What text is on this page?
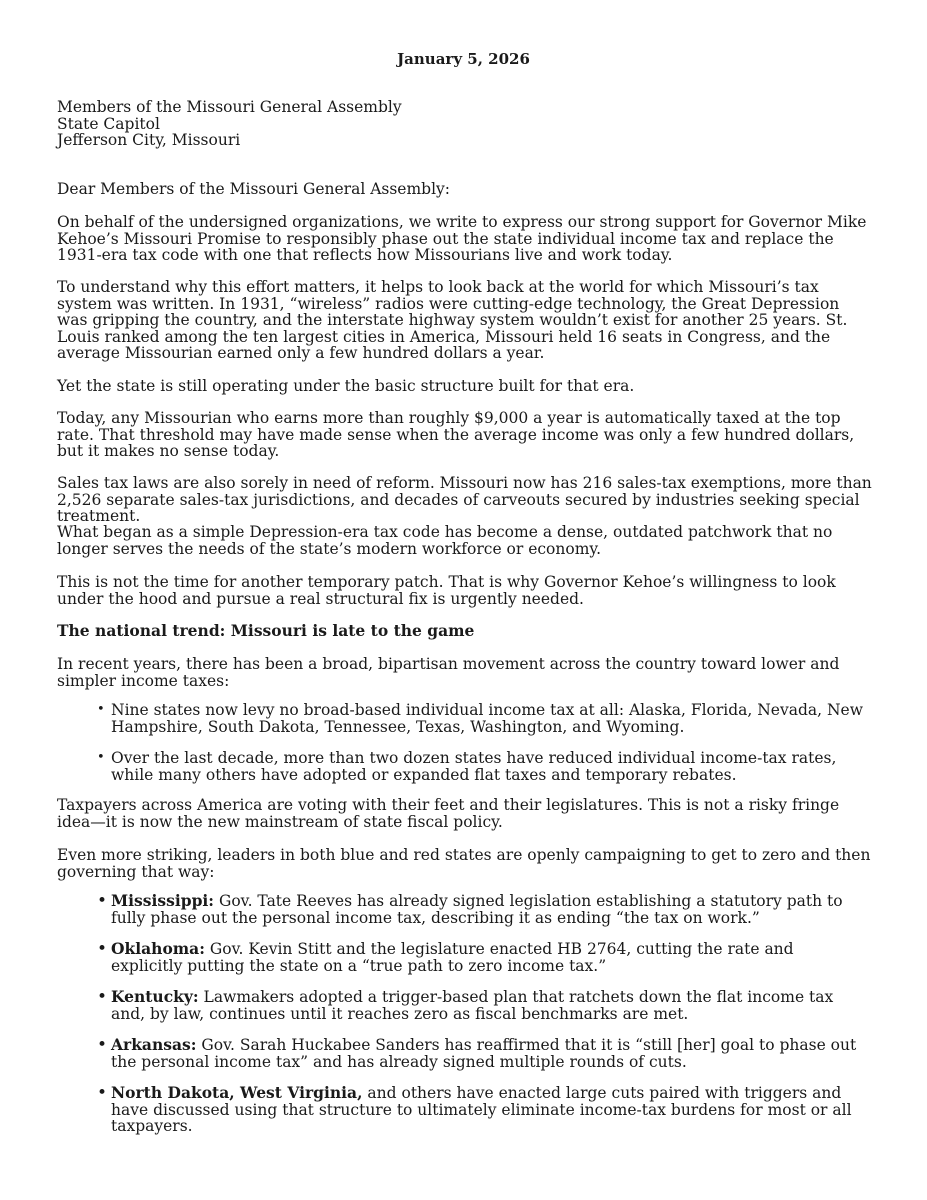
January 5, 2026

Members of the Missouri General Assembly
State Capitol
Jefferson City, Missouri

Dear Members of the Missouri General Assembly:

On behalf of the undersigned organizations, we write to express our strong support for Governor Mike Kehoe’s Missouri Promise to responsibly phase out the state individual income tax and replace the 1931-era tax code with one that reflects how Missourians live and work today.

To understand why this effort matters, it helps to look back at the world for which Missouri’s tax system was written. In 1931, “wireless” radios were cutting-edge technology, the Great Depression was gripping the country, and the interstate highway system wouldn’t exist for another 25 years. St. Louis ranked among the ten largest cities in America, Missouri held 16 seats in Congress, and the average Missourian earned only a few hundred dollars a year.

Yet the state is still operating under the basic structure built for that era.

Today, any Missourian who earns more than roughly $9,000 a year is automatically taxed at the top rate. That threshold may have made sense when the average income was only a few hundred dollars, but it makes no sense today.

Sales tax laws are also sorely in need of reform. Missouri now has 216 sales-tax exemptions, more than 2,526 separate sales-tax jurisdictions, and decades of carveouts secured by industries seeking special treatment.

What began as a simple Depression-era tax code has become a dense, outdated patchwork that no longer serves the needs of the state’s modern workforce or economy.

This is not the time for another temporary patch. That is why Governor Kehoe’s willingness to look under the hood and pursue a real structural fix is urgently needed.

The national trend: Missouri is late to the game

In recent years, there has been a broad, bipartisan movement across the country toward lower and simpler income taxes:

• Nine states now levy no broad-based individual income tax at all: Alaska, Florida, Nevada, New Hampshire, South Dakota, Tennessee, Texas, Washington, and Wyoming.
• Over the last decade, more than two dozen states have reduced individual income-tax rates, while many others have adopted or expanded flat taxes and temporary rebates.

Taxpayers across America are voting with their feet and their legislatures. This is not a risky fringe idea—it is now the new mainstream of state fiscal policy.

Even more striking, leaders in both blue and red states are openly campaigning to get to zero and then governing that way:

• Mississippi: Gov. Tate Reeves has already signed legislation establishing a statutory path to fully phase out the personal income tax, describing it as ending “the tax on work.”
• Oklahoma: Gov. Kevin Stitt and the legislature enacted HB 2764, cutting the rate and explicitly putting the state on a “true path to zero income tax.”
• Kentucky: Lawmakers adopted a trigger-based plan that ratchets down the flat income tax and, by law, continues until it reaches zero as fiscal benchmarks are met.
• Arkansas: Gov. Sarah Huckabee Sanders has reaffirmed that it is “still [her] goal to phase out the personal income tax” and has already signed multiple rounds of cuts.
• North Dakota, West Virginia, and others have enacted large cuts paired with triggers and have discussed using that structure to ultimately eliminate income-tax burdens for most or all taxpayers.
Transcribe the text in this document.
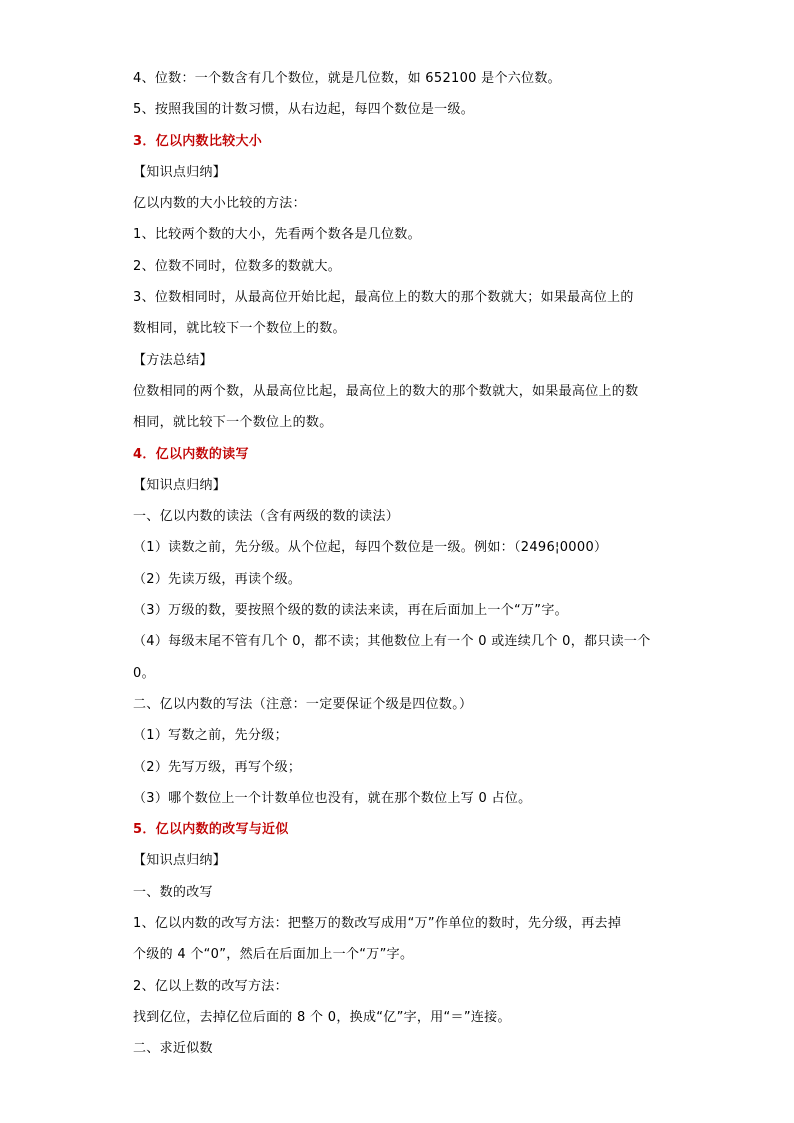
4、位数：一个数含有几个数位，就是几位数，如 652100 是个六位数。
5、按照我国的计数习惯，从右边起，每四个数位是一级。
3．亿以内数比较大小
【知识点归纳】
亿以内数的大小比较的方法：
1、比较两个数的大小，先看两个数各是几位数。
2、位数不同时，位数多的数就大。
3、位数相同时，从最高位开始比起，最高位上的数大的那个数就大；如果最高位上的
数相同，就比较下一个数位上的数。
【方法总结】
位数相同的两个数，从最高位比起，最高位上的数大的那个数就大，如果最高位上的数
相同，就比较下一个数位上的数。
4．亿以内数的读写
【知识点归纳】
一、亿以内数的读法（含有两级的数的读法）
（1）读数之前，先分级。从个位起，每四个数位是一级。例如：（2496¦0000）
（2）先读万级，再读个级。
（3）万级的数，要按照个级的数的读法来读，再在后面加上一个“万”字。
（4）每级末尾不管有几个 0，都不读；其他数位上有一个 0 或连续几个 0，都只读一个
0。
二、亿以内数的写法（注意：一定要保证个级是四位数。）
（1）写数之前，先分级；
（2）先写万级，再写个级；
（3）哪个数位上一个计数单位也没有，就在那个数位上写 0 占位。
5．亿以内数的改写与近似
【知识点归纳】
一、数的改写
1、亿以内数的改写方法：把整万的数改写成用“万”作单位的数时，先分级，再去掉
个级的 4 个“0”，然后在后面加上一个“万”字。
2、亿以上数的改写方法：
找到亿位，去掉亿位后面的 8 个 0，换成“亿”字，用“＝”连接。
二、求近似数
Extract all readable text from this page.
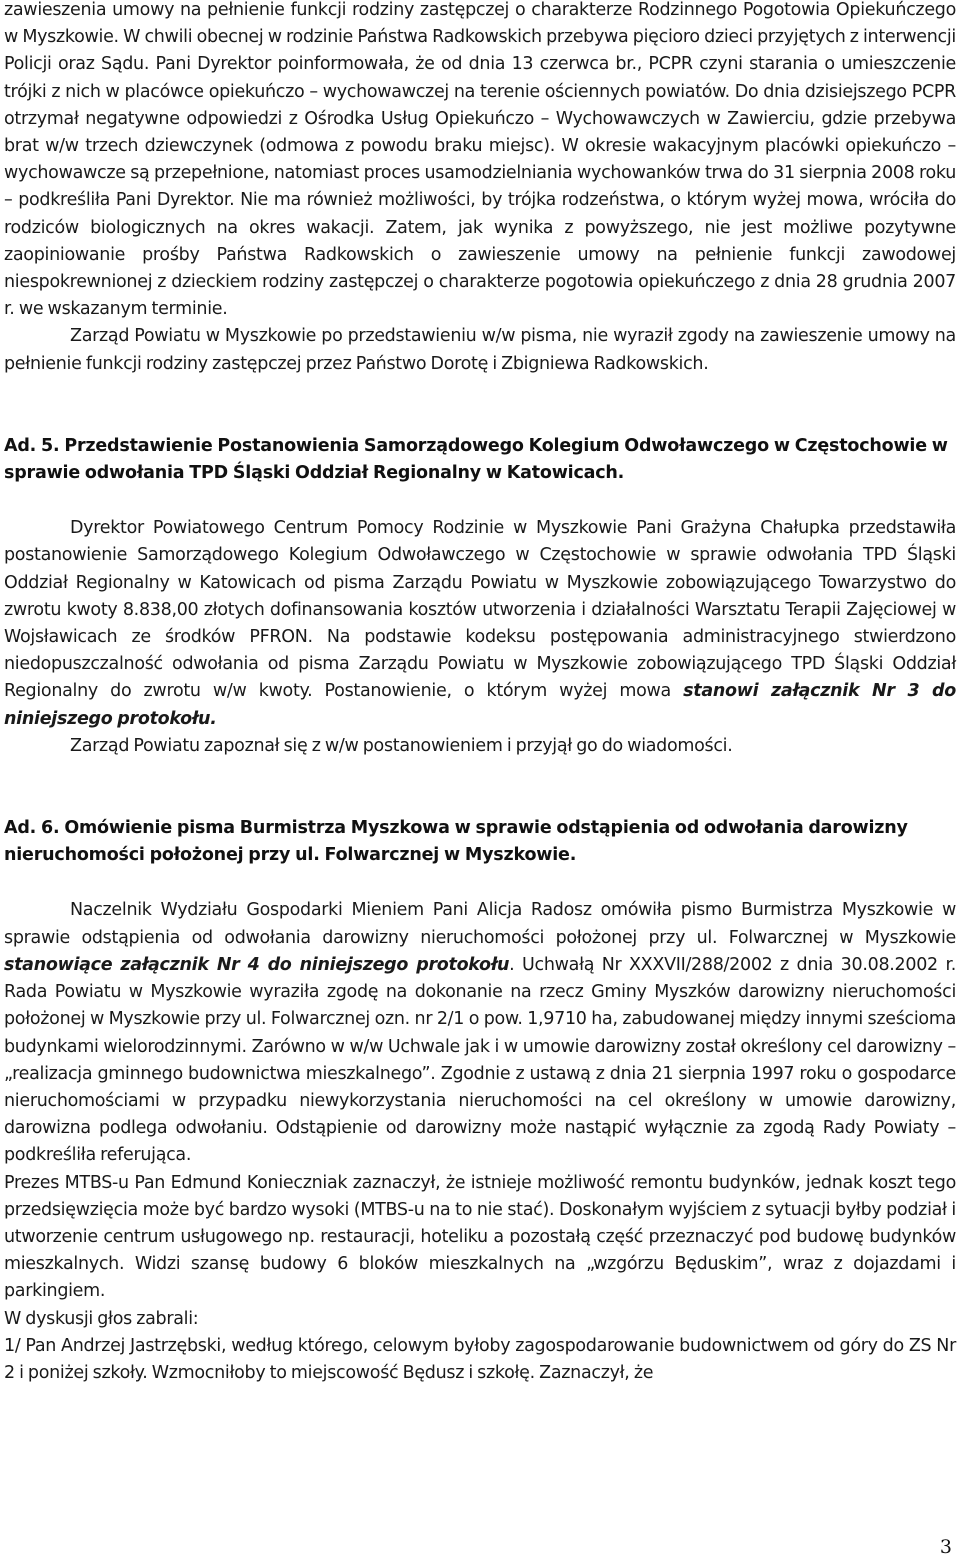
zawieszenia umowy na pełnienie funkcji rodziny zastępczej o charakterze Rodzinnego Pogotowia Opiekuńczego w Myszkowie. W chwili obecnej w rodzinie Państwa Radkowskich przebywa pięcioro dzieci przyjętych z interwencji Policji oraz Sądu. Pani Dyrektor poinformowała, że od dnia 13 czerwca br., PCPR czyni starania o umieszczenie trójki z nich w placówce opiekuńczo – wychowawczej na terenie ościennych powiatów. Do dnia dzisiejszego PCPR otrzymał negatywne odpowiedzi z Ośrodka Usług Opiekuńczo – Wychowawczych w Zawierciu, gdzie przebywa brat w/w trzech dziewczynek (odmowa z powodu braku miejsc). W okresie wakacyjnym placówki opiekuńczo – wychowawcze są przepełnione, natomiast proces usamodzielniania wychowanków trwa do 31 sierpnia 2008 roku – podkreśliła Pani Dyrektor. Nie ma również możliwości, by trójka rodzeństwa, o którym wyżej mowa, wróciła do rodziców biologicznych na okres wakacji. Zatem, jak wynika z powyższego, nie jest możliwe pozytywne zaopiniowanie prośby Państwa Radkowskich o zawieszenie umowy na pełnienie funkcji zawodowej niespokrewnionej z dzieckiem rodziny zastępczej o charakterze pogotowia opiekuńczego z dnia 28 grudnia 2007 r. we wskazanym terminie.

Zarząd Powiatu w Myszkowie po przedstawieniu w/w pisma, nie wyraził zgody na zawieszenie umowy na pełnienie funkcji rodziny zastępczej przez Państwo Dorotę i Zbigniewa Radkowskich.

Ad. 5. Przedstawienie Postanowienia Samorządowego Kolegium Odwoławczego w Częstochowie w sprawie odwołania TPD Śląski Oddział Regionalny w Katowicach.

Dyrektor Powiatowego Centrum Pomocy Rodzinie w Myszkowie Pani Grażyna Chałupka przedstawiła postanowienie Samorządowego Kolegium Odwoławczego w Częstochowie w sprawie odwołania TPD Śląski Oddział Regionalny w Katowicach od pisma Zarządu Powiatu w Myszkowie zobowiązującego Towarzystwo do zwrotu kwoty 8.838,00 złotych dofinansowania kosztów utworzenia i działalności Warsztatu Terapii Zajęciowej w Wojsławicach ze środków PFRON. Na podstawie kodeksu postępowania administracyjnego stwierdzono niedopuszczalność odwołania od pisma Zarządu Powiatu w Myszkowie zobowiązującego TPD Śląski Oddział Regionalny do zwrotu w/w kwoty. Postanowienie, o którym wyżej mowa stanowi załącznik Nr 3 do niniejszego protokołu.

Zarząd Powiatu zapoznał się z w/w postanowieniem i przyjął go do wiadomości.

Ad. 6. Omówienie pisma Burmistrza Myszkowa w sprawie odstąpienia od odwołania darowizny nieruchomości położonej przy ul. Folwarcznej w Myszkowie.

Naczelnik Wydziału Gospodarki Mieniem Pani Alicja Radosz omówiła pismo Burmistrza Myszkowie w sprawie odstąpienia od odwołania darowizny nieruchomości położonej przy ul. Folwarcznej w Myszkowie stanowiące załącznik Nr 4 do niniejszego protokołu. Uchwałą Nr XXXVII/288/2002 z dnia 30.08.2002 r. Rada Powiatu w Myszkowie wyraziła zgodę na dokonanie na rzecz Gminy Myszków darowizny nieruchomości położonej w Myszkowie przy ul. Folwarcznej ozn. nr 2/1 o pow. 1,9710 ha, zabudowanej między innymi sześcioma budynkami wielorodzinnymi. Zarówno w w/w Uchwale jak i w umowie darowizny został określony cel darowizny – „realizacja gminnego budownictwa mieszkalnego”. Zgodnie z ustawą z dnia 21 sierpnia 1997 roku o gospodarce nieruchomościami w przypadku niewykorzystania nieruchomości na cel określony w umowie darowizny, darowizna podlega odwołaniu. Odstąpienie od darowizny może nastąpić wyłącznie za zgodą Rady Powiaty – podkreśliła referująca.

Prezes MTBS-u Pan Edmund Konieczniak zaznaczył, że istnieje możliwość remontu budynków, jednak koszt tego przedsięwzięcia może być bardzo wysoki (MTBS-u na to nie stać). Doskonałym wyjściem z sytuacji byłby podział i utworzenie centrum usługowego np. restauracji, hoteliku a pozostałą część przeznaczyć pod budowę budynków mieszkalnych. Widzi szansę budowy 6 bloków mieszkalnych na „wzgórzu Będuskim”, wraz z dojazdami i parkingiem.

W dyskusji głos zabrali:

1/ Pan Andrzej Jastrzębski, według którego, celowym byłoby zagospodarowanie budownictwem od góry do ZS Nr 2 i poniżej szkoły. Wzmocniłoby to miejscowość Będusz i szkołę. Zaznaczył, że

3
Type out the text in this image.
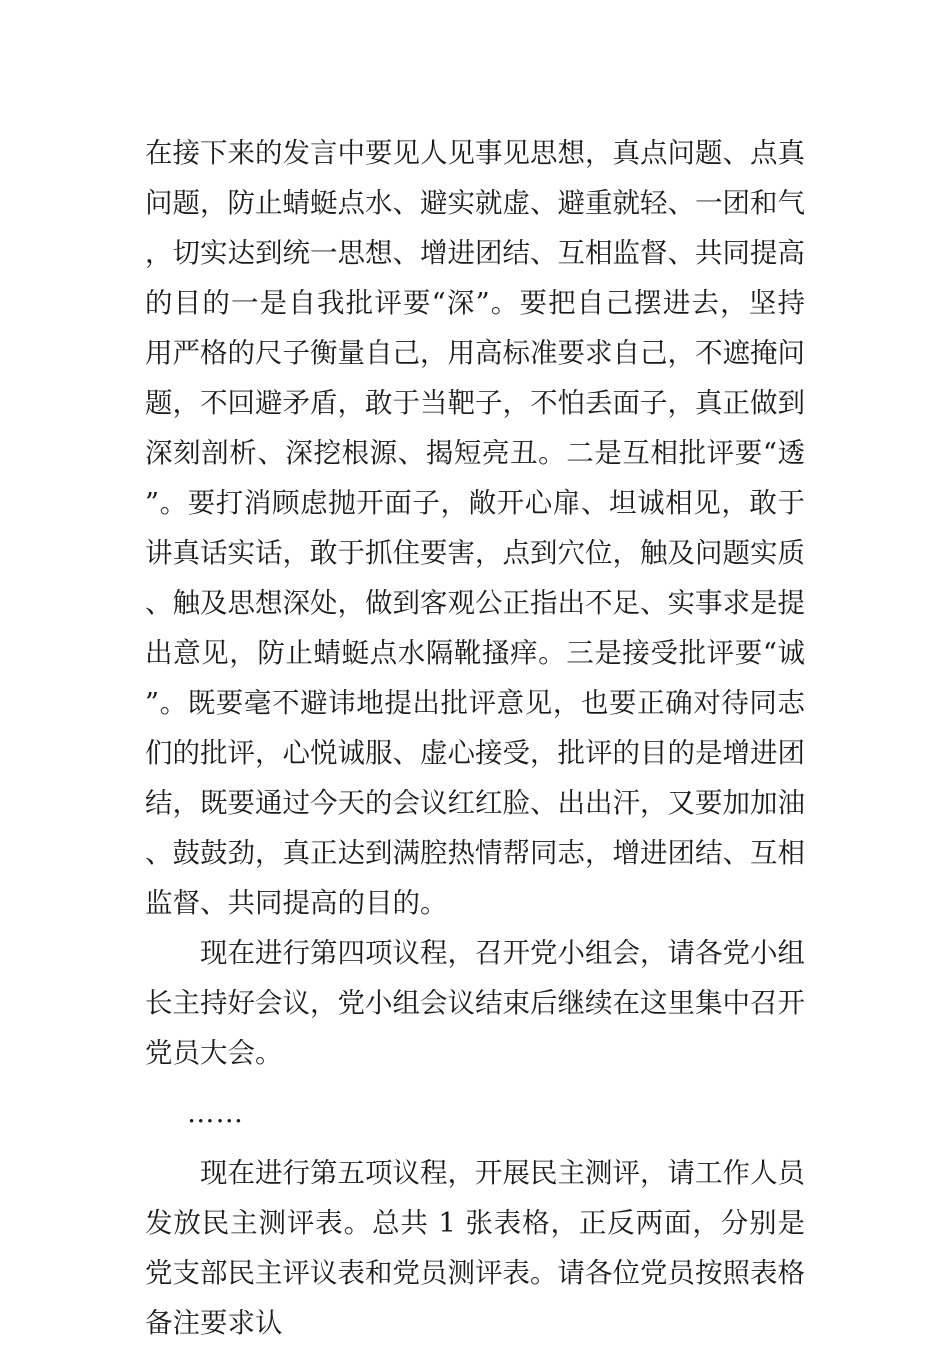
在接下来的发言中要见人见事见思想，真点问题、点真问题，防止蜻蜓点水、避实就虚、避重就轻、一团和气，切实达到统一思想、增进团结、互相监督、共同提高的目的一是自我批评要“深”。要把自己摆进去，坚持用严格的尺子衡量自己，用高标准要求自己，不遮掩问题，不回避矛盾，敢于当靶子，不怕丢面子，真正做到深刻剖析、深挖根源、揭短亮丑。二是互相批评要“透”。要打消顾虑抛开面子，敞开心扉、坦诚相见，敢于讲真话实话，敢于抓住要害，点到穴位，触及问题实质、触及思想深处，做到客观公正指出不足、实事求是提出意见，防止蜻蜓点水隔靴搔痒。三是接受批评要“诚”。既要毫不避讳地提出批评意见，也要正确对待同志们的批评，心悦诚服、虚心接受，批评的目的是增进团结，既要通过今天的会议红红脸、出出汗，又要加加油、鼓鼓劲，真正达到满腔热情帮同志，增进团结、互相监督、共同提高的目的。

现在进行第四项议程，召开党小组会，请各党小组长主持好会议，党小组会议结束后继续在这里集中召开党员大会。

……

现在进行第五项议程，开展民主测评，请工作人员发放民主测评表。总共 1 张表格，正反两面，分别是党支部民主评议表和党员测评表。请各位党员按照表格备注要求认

________________________________________

» GOAL OF THE EXERCISE
All lines from the line containing "Type out the text in this image." through the end of the listing above are to be given again exactly; pictures are not part of the copy.

» COMPLETED TASK
Type out the text in this image.
在接下来的发言中要见人见事见思想，真点问题、点真问题，防止蜻蜓点水、避实就虚、避重就轻、一团和气，切实达到统一思想、增进团结、互相监督、共同提高的目的一是自我批评要“深”。要把自己摆进去，坚持用严格的尺子衡量自己，用高标准要求自己，不遮掩问题，不回避矛盾，敢于当靶子，不怕丢面子，真正做到深刻剖析、深挖根源、揭短亮丑。二是互相批评要“透”。要打消顾虑抛开面子，敞开心扉、坦诚相见，敢于讲真话实话，敢于抓住要害，点到穴位，触及问题实质、触及思想深处，做到客观公正指出不足、实事求是提出意见，防止蜻蜓点水隔靴搔痒。三是接受批评要“诚”。既要毫不避讳地提出批评意见，也要正确对待同志们的批评，心悦诚服、虚心接受，批评的目的是增进团结，既要通过今天的会议红红脸、出出汗，又要加加油、鼓鼓劲，真正达到满腔热情帮同志，增进团结、互相监督、共同提高的目的。

现在进行第四项议程，召开党小组会，请各党小组长主持好会议，党小组会议结束后继续在这里集中召开党员大会。

……

现在进行第五项议程，开展民主测评，请工作人员发放民主测评表。总共 1 张表格，正反两面，分别是党支部民主评议表和党员测评表。请各位党员按照表格备注要求认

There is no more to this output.